Records taken from a collection

—————

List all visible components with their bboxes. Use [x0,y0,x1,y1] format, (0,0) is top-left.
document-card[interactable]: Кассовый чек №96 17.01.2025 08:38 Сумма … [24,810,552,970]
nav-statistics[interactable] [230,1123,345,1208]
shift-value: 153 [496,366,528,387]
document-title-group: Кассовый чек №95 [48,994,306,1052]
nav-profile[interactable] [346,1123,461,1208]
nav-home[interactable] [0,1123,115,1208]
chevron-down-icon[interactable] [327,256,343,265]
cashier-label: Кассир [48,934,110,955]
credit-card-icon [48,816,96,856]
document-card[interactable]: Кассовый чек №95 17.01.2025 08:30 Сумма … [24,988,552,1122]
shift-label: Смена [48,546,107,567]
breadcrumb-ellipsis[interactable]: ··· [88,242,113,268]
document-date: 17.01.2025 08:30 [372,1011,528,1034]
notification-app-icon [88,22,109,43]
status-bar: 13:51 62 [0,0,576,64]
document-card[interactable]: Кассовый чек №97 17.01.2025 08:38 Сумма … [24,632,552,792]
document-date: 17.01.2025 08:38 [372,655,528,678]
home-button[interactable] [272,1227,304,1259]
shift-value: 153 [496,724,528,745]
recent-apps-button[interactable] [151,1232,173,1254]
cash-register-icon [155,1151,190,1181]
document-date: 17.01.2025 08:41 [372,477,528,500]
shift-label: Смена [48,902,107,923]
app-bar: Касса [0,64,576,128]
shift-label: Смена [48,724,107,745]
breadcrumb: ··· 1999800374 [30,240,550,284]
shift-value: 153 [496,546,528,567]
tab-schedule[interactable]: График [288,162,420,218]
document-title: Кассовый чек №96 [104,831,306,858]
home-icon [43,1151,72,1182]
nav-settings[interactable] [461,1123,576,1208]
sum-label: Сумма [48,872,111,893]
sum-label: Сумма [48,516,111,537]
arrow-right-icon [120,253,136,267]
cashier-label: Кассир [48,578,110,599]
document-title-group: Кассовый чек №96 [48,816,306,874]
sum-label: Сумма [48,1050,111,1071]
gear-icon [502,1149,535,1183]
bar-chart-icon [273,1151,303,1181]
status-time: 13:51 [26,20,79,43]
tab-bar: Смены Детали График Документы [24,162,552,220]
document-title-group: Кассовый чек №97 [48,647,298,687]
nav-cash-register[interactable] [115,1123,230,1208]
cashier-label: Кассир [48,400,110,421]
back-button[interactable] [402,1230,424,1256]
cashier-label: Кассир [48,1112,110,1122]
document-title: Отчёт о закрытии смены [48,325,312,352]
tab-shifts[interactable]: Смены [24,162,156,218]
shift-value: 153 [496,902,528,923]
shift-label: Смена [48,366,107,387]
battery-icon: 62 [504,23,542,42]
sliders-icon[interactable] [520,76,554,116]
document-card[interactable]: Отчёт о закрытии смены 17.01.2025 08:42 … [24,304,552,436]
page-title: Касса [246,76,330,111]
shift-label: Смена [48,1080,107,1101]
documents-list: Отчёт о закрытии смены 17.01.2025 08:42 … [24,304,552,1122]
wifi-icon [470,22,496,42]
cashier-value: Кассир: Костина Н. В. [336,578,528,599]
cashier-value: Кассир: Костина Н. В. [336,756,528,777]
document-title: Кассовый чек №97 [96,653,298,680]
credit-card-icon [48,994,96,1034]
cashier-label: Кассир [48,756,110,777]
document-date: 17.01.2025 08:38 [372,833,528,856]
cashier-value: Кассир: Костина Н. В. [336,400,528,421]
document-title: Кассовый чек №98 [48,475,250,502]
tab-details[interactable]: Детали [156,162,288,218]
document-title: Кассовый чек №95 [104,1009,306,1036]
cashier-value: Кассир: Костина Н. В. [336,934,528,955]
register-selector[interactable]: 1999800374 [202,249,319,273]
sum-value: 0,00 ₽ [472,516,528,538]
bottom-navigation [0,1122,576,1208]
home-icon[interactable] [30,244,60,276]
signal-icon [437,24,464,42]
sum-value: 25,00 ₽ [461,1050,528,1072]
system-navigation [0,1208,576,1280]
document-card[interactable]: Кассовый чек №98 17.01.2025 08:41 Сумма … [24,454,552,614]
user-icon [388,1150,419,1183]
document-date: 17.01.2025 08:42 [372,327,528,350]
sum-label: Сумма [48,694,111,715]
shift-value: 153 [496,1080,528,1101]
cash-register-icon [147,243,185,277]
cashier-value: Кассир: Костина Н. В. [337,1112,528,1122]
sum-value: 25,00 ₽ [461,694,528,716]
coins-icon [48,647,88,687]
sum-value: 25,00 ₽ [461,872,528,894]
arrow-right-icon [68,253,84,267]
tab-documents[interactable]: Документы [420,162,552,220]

—————

* **OBJECTIVE**:
Show each line of the records that contains the string "status", treating uppercase and lowercase letters as different.

* **OUTPUT BELOW**:
status-bar: 13:51 62 [0,0,576,64]
status-time: 13:51 [26,20,79,43]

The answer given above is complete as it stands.